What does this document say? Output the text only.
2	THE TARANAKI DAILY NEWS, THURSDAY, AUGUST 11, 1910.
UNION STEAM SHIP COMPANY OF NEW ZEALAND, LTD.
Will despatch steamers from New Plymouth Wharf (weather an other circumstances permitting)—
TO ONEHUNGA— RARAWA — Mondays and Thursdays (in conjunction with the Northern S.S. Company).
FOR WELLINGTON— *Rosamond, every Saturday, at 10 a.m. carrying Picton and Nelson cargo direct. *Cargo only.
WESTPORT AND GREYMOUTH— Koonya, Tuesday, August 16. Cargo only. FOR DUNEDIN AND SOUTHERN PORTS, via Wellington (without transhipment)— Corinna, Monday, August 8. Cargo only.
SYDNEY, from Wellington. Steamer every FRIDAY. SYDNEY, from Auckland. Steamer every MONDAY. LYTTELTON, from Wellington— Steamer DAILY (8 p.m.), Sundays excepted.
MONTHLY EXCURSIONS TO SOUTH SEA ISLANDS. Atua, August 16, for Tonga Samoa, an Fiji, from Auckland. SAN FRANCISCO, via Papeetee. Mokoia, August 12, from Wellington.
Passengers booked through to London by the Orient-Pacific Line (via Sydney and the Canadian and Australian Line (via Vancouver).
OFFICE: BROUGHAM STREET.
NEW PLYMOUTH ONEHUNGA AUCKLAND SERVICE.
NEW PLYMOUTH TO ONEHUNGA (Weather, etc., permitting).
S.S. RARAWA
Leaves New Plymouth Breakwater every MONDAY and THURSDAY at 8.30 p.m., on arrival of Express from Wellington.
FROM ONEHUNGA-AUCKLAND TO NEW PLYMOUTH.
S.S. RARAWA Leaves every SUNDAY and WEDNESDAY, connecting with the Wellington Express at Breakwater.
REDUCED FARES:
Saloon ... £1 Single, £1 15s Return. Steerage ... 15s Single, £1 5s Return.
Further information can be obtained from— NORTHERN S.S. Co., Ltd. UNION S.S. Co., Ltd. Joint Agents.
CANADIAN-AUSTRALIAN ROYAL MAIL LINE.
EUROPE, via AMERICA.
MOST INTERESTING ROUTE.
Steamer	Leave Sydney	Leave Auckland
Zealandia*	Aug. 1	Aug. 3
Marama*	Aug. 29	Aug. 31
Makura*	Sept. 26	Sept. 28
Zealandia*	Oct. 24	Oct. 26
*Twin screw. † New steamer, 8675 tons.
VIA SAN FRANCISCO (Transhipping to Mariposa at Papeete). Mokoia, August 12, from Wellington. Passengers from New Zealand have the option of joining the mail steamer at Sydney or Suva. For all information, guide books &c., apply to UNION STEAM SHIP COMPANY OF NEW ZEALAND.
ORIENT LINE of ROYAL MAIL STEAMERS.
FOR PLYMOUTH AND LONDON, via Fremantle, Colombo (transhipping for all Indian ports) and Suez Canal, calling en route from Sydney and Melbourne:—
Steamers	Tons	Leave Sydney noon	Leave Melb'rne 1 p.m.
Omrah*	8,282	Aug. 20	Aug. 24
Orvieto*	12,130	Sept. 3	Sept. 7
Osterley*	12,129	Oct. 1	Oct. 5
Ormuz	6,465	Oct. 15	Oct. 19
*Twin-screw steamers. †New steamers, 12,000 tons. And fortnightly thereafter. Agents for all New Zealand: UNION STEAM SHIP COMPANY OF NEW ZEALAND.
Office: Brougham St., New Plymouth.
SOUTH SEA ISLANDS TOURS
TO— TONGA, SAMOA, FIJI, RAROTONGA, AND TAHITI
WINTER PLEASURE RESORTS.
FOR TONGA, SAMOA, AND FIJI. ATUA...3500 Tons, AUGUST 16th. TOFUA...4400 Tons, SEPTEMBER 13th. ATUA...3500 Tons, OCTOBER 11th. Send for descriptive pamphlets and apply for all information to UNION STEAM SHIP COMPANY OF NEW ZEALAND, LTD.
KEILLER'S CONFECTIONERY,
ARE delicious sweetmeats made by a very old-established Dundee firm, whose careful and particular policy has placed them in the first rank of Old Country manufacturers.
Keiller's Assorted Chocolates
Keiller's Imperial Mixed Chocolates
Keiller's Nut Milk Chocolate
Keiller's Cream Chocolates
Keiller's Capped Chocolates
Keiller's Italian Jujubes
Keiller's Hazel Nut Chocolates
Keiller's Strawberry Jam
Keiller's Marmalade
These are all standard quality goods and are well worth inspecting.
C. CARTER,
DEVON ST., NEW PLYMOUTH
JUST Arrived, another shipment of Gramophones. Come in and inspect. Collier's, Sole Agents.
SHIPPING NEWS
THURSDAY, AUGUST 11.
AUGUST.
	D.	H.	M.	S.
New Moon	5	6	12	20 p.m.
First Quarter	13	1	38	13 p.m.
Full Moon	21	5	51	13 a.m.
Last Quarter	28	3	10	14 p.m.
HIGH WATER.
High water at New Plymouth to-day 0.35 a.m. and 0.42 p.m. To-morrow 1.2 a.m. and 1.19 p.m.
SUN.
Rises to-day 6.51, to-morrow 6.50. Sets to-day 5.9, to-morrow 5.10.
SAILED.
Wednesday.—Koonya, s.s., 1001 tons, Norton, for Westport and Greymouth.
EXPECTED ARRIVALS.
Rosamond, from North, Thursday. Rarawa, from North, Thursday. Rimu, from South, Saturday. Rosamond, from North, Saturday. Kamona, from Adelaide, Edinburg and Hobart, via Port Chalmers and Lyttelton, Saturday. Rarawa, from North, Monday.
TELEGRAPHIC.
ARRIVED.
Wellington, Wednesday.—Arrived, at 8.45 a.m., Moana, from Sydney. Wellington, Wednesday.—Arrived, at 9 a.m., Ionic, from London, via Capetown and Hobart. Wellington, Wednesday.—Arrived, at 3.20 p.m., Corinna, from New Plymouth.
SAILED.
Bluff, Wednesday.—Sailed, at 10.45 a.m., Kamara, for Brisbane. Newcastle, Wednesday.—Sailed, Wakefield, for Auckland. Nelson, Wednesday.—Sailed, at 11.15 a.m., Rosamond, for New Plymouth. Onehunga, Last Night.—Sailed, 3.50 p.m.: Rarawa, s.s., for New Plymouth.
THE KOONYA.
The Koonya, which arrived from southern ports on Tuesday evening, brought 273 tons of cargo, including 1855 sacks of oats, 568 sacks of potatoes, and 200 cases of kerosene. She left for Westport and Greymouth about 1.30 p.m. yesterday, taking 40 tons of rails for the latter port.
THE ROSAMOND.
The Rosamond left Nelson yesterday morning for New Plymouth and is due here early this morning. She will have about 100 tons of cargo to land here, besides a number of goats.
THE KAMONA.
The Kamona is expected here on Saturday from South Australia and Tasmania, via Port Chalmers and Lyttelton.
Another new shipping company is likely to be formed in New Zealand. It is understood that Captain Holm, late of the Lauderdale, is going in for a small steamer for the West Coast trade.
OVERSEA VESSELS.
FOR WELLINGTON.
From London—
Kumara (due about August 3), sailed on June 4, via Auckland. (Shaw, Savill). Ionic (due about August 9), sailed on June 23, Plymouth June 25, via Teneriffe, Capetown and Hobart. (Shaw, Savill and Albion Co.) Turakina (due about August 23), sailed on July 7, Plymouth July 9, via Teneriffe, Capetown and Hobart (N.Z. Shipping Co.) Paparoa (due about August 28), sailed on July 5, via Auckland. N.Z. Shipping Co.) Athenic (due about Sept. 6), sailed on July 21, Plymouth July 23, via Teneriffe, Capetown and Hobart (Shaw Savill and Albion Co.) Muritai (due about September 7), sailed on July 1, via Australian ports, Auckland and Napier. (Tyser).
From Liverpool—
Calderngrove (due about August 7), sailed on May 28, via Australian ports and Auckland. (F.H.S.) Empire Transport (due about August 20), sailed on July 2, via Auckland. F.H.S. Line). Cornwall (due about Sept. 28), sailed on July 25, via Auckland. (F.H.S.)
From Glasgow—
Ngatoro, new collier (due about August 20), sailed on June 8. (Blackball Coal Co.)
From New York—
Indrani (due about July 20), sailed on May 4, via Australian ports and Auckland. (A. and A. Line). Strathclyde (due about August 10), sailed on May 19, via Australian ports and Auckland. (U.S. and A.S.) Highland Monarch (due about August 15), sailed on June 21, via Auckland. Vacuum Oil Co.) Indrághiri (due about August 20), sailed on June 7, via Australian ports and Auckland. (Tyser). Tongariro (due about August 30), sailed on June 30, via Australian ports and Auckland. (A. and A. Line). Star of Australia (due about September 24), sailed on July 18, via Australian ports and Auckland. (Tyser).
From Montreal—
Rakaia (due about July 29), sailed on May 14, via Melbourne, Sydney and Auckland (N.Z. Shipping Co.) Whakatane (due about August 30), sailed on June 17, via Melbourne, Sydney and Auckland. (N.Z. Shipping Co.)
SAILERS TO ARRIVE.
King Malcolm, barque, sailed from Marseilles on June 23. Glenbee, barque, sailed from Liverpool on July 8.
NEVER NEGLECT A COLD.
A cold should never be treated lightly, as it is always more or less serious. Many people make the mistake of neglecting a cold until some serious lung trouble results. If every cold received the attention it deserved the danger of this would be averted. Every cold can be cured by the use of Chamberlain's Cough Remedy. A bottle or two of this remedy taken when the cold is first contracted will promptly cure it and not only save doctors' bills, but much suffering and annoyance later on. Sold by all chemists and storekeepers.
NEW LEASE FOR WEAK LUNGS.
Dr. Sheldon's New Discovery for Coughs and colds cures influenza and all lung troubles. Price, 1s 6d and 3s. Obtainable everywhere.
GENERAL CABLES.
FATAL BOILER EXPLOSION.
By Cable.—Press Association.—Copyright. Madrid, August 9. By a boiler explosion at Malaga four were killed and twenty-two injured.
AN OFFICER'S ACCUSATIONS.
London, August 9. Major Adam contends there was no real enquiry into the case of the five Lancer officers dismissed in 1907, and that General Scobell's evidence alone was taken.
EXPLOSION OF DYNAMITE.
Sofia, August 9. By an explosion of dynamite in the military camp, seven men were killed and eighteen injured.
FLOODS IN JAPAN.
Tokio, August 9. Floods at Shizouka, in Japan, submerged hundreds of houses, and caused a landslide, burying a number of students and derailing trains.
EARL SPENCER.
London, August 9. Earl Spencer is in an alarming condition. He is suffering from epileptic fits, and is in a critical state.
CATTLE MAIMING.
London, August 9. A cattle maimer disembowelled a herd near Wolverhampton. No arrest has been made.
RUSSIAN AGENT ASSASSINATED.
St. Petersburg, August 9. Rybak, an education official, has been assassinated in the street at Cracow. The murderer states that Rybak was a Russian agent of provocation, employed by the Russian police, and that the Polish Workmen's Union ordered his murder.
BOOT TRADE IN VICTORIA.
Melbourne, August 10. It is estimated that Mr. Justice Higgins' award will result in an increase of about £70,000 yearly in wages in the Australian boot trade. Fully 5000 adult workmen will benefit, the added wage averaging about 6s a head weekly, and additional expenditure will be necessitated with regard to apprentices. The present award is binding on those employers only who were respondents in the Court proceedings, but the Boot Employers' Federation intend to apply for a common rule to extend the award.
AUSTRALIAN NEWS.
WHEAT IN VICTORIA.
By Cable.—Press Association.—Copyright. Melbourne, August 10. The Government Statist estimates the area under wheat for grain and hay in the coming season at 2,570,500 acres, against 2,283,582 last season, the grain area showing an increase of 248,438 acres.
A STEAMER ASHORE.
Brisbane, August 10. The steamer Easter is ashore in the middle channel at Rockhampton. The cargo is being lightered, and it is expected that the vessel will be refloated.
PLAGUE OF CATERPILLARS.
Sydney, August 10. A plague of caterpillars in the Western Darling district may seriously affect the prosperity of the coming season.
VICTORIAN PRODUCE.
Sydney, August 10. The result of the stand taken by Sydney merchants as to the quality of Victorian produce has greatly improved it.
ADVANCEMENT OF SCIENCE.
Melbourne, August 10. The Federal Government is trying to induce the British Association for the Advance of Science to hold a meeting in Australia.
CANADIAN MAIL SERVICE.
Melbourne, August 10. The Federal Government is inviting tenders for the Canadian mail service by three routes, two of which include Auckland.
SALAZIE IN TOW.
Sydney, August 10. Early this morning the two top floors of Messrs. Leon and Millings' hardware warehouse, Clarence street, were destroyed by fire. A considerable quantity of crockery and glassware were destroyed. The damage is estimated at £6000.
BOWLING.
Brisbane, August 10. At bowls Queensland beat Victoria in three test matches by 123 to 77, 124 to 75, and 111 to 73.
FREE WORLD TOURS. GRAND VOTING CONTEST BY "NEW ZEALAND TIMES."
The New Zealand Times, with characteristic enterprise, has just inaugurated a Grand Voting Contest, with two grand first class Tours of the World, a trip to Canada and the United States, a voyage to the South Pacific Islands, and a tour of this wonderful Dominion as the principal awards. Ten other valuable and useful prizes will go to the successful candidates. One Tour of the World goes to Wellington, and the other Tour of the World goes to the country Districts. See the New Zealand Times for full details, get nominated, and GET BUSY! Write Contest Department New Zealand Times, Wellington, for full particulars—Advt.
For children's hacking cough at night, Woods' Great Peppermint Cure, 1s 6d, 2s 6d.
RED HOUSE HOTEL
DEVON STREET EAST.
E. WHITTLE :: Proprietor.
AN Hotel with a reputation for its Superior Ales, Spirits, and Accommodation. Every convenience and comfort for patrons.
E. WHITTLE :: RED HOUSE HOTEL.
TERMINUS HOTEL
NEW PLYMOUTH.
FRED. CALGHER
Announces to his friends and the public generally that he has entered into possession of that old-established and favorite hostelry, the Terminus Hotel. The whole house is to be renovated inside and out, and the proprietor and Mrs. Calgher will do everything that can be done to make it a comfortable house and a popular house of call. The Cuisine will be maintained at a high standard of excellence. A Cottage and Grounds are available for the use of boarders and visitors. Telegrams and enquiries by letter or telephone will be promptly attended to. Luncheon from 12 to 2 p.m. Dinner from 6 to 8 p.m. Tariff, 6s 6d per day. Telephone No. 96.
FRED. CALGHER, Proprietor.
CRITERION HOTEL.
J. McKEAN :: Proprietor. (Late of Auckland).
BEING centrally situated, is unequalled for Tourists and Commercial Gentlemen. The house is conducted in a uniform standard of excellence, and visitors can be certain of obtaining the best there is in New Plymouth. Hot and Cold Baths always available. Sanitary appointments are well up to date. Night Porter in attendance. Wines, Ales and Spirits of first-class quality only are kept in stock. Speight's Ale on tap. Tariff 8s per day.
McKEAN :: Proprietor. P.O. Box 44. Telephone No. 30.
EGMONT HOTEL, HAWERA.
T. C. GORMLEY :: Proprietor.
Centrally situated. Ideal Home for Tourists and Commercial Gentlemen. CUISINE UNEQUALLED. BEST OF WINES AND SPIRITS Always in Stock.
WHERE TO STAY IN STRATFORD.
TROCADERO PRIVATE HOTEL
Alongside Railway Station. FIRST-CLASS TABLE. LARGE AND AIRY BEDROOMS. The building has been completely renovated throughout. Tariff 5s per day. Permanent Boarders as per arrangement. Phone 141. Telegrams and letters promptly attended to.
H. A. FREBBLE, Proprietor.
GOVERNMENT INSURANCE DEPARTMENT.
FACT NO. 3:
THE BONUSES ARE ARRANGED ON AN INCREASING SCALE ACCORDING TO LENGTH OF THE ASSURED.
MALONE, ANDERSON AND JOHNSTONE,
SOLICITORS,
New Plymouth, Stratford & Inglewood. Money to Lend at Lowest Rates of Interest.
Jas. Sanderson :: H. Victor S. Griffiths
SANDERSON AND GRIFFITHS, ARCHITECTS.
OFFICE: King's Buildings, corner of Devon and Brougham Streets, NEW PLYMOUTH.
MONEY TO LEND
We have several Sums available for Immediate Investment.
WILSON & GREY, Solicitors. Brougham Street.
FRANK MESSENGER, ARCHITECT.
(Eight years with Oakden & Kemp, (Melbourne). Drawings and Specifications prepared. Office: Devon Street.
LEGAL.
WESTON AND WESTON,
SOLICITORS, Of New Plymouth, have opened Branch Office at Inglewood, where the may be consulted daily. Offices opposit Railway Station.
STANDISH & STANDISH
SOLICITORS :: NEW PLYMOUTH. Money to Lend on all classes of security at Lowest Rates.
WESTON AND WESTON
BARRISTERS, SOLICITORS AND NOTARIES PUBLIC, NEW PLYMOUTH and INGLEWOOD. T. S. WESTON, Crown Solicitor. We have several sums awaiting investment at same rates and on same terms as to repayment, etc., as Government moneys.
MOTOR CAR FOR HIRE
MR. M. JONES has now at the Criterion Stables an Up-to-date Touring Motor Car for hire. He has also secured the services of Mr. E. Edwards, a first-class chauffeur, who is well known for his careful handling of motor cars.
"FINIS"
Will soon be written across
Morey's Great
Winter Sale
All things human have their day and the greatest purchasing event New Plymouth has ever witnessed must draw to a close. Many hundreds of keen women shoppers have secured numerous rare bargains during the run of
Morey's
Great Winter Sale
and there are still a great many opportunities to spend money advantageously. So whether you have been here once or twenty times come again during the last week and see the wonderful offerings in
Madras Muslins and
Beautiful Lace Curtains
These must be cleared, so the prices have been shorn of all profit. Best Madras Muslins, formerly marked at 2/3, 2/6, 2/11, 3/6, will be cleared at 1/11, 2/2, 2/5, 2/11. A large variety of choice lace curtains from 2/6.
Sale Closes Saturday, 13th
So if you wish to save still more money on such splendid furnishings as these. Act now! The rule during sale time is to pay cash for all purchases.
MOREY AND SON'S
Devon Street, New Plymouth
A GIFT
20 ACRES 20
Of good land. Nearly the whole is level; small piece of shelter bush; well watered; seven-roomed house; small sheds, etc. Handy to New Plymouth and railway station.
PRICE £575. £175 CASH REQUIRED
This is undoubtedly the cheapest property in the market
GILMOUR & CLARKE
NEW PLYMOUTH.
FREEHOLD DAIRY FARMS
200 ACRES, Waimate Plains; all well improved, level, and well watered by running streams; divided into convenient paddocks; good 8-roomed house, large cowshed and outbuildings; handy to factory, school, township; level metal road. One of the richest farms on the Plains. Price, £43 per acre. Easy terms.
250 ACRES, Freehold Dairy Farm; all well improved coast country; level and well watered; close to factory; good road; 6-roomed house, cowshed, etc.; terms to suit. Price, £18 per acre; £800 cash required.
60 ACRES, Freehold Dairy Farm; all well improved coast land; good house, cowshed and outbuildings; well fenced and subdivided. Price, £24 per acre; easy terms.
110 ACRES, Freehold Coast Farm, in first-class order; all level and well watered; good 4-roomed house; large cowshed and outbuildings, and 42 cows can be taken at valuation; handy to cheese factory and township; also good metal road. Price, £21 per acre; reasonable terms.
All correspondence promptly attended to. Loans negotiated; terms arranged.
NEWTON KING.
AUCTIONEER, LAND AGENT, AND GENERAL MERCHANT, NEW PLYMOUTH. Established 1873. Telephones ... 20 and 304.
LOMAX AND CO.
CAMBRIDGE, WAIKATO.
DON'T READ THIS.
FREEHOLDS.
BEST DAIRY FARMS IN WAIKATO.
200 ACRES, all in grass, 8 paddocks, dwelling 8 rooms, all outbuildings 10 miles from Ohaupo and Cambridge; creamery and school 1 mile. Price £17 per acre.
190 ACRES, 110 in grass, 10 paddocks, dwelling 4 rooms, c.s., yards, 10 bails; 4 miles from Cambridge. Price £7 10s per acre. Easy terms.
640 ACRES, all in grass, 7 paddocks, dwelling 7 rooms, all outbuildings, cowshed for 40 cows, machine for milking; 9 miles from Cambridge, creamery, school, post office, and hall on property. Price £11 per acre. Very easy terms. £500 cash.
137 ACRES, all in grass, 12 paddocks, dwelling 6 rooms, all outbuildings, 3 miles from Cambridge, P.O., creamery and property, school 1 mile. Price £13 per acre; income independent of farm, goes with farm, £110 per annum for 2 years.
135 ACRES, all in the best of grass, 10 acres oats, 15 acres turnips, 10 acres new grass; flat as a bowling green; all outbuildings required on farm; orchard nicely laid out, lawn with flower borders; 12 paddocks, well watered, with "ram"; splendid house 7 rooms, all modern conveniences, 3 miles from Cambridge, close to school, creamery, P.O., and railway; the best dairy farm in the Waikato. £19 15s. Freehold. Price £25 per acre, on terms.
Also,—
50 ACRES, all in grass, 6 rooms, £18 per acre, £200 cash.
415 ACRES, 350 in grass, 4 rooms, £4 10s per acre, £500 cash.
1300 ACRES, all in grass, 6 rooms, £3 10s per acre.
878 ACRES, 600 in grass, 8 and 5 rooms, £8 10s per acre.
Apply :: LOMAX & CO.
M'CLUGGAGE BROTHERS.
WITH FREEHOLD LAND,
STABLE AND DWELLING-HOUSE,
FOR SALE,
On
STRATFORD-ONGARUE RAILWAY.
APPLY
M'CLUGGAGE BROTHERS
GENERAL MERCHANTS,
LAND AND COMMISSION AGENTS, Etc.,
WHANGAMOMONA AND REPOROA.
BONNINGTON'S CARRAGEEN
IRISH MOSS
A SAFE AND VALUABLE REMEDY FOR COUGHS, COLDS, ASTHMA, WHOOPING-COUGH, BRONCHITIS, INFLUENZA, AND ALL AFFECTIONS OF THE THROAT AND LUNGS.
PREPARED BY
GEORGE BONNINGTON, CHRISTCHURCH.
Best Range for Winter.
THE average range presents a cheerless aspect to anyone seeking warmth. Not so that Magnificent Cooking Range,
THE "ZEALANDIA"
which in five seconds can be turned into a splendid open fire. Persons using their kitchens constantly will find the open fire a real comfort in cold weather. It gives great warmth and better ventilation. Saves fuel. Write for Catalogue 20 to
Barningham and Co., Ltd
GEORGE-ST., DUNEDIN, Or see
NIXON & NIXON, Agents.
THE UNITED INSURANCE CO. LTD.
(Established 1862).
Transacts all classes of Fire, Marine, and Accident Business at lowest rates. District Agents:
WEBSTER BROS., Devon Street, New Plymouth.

.....

### TASK BRIEF:
Among the entries, how many lines contain the string "small"? Give the number without anything else.

### CORRECT RESULT:
2